## [Stated problem]
Gather all lines from the material that contain "JSON".
** BEGIN Records for the exercise **
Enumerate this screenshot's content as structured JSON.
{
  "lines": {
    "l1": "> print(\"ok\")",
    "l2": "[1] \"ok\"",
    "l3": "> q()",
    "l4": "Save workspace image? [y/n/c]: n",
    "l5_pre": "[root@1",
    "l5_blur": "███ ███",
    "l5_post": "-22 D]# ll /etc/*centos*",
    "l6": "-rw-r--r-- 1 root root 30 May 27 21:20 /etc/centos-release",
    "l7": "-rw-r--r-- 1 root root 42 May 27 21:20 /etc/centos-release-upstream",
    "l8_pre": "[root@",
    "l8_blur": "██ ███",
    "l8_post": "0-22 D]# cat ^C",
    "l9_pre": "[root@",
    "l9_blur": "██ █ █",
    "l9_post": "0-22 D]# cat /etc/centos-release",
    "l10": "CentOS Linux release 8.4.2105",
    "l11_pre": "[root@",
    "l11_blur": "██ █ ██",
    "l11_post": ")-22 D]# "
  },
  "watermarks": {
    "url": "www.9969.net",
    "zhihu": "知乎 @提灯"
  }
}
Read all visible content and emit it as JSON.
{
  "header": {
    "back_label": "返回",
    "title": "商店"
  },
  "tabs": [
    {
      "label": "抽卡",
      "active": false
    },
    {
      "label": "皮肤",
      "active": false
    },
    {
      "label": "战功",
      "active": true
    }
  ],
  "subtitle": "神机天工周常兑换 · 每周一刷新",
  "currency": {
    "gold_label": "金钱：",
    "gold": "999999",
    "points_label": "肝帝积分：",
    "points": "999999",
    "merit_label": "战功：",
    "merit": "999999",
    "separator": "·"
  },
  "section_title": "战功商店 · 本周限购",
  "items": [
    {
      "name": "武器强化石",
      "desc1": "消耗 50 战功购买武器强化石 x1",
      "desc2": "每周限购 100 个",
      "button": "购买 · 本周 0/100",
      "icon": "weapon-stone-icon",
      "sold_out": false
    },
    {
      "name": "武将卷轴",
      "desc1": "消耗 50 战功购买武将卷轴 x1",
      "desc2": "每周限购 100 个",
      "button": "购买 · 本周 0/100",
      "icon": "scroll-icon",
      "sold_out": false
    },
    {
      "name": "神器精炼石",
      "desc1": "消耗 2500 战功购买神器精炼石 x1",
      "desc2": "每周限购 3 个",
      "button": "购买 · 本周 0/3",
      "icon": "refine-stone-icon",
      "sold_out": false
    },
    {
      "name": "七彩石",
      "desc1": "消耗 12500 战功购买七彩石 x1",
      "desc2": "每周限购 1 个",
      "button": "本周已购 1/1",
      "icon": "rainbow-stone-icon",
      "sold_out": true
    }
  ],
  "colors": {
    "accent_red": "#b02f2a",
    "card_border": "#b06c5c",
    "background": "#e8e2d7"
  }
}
** END Records for the exercise **
## [Finished task]
Enumerate this screenshot's content as structured JSON.
Read all visible content and emit it as JSON.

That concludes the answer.